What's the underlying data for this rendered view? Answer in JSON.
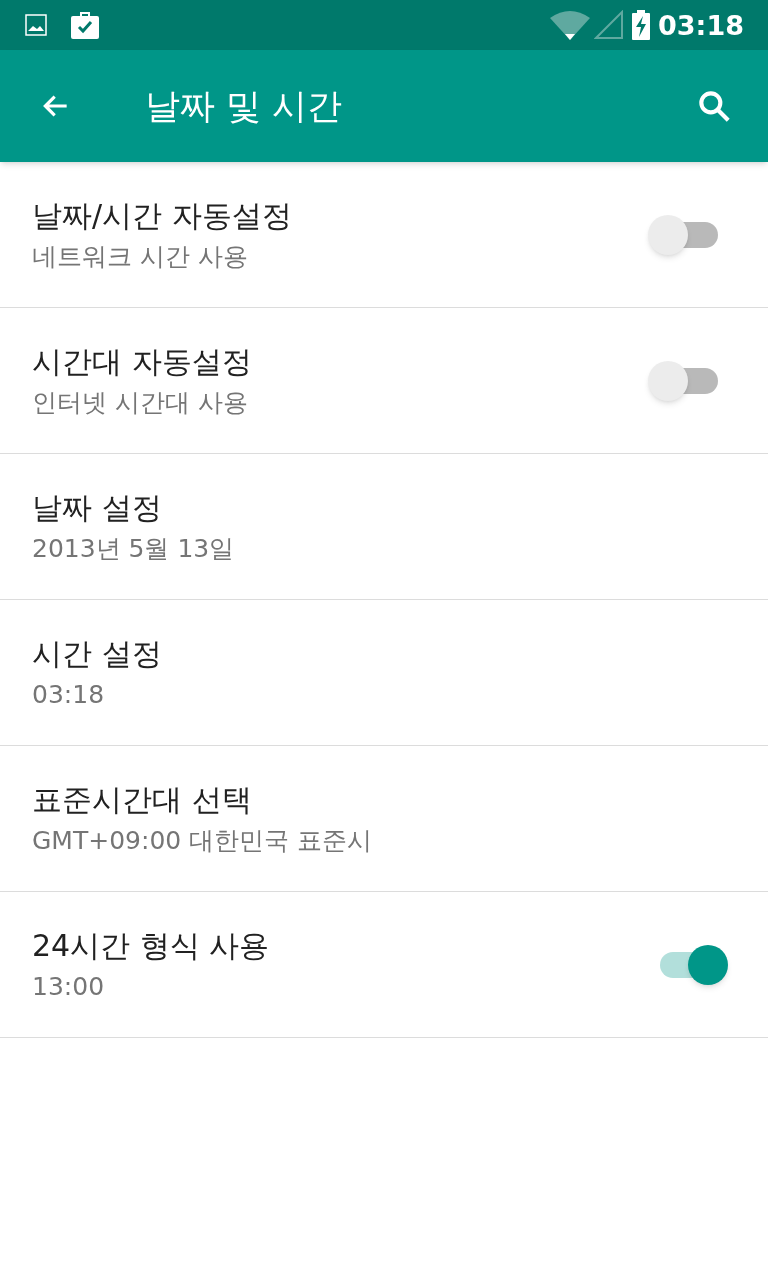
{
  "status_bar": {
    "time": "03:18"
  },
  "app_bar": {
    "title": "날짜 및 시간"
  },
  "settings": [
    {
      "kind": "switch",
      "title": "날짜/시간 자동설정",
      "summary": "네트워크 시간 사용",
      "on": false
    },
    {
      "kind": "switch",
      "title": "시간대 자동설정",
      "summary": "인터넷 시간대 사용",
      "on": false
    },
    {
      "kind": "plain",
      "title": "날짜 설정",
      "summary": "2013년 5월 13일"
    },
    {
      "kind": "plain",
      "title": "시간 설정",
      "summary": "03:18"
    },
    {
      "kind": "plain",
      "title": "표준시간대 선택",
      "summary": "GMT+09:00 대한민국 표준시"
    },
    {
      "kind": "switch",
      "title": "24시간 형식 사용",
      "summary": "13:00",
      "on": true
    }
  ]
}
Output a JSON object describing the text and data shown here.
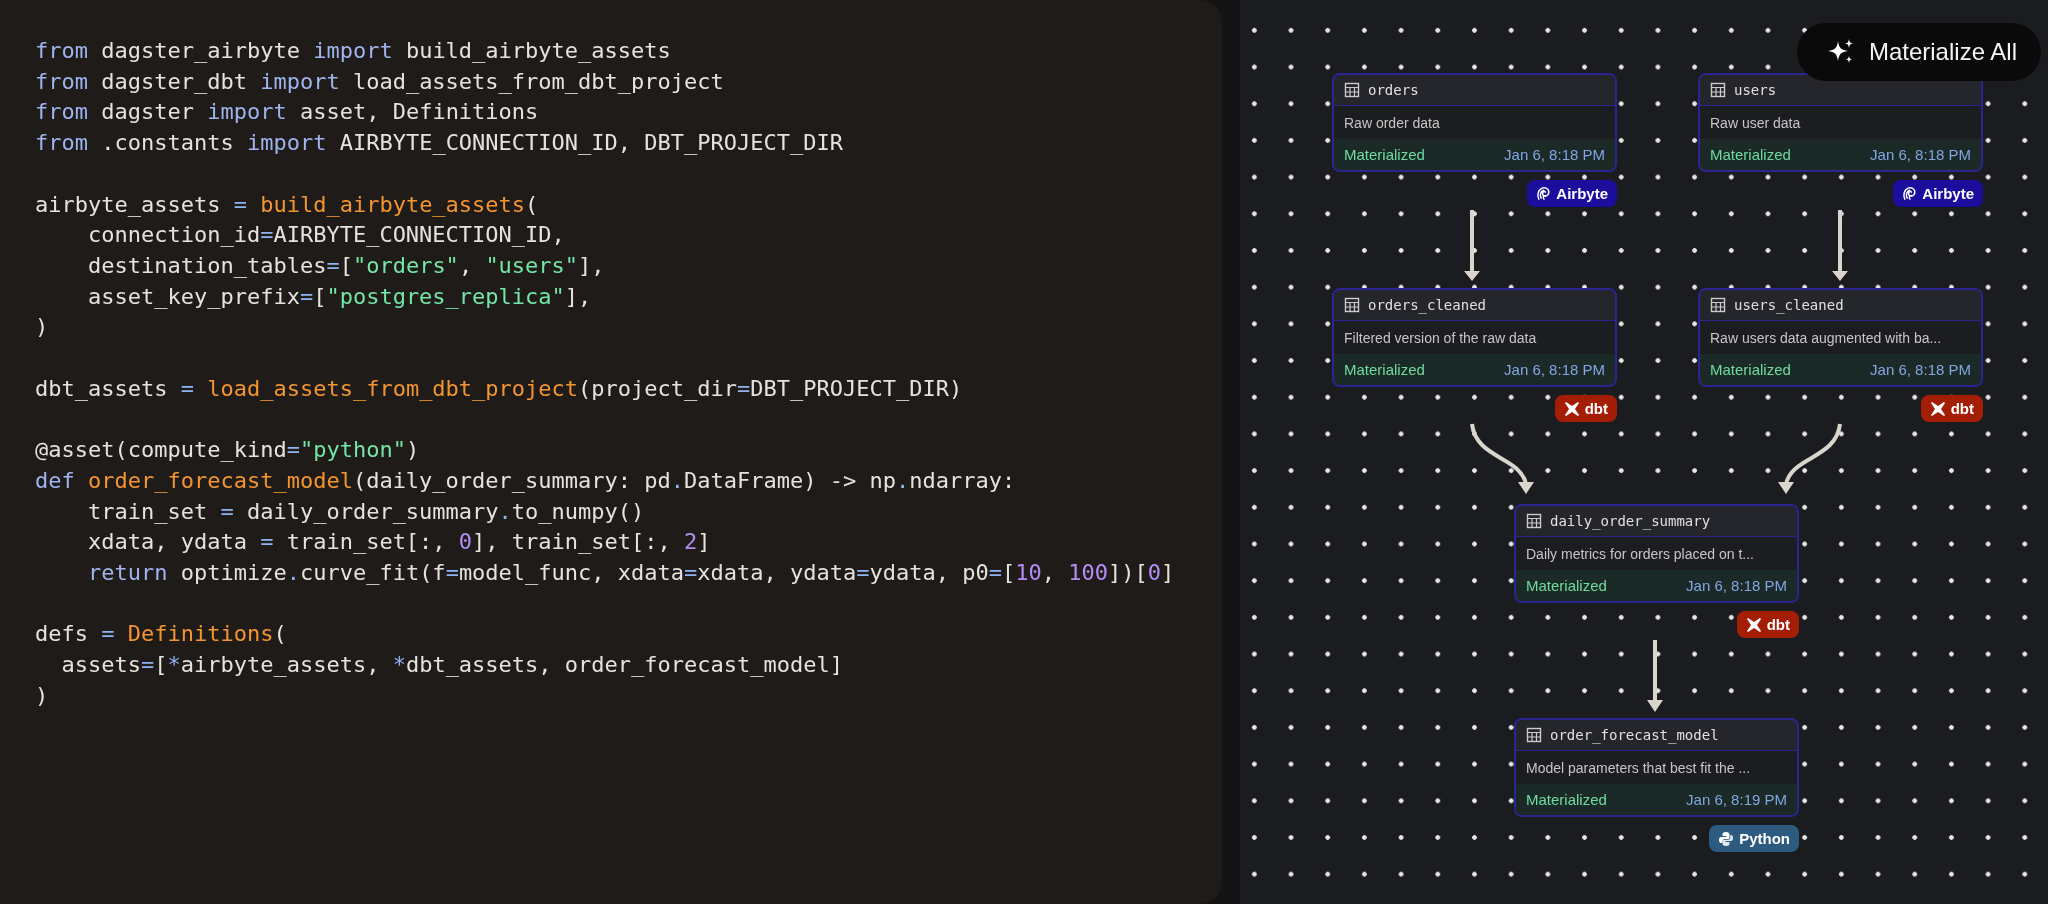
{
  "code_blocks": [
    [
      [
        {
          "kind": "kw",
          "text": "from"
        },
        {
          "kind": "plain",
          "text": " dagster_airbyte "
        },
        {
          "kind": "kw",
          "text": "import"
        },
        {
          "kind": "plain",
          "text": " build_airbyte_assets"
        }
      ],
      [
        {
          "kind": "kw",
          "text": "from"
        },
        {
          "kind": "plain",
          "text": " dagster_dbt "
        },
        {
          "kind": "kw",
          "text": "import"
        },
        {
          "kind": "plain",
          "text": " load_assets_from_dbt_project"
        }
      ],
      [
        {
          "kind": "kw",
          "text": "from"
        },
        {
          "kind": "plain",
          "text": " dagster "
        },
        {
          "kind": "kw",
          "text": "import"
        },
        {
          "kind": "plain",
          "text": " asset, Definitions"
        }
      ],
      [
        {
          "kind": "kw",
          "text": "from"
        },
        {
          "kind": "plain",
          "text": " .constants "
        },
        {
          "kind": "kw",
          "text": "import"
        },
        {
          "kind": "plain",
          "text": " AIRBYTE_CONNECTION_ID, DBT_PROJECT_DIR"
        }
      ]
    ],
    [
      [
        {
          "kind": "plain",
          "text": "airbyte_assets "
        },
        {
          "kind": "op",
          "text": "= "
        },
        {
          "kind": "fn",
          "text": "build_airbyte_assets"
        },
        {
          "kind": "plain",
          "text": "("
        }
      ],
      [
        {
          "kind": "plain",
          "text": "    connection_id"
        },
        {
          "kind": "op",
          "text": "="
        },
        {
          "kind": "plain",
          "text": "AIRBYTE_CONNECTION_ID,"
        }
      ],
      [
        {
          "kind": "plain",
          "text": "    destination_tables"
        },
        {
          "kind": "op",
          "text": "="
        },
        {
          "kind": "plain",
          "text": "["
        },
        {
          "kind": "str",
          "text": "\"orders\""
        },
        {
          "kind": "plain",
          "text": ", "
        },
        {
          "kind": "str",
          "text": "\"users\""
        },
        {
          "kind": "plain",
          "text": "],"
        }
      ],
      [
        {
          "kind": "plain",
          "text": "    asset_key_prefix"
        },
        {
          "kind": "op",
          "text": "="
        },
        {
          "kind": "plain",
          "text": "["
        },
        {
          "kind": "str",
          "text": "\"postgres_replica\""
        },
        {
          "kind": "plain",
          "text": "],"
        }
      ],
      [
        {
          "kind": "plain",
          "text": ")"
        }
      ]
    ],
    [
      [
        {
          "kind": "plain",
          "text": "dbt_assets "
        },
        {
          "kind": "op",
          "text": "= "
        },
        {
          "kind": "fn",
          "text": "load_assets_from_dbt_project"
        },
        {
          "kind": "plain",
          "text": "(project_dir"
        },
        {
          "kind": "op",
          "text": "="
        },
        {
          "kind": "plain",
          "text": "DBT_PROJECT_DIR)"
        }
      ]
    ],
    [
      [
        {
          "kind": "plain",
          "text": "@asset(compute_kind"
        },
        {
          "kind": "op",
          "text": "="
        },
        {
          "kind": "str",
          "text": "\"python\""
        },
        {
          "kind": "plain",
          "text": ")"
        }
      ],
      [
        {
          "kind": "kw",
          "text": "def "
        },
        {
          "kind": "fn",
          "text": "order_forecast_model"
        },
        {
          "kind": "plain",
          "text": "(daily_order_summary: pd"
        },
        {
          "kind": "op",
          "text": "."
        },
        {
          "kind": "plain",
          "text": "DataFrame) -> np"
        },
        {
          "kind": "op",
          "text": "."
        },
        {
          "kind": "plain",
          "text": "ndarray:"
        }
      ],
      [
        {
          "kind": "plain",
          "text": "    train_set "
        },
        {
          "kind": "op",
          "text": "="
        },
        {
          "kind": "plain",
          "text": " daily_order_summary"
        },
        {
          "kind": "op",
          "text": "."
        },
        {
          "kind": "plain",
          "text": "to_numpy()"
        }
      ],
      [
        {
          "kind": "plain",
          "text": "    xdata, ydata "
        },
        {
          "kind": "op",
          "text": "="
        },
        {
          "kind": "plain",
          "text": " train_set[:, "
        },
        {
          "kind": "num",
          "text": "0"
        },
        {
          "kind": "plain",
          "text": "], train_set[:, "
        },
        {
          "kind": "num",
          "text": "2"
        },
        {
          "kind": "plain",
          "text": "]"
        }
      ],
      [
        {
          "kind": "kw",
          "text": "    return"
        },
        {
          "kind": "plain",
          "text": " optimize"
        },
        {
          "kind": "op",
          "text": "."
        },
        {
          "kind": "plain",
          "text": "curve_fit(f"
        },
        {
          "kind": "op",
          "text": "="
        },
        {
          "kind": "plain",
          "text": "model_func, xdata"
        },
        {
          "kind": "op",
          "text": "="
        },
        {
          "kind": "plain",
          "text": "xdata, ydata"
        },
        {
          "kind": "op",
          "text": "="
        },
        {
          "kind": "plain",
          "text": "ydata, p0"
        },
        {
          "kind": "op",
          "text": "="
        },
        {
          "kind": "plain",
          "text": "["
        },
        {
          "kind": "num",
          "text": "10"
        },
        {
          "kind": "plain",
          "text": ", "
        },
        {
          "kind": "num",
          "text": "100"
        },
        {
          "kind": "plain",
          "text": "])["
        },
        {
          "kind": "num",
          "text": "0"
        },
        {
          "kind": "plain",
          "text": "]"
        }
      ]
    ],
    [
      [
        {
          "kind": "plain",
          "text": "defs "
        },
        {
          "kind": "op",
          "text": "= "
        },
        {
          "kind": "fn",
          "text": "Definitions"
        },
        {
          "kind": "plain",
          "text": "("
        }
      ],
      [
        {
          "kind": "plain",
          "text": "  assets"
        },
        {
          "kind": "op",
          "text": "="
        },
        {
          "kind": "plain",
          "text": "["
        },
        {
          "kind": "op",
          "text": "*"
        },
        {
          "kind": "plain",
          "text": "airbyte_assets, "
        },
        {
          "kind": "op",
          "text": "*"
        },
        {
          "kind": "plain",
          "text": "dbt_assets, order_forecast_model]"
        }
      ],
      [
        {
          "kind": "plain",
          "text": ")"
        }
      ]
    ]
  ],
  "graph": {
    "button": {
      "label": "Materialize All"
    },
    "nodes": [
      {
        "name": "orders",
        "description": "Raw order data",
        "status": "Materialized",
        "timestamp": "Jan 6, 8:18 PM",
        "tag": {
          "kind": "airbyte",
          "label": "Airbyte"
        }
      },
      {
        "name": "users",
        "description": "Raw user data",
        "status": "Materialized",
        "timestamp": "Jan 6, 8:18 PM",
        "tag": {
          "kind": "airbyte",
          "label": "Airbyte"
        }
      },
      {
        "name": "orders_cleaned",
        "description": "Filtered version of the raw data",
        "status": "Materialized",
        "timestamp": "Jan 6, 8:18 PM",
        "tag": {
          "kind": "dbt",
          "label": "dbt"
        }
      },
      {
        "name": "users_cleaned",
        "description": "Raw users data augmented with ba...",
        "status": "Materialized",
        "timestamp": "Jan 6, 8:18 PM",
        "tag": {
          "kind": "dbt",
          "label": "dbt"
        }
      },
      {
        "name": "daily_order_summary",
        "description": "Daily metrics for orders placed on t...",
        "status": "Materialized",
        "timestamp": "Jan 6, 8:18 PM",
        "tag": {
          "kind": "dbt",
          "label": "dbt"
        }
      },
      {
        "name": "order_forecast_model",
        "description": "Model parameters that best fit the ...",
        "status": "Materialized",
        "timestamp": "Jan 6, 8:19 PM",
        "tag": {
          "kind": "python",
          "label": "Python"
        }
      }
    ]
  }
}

———

The problem:
Count each line with "Definitions" in it and report that figure by itself.

Final result:
2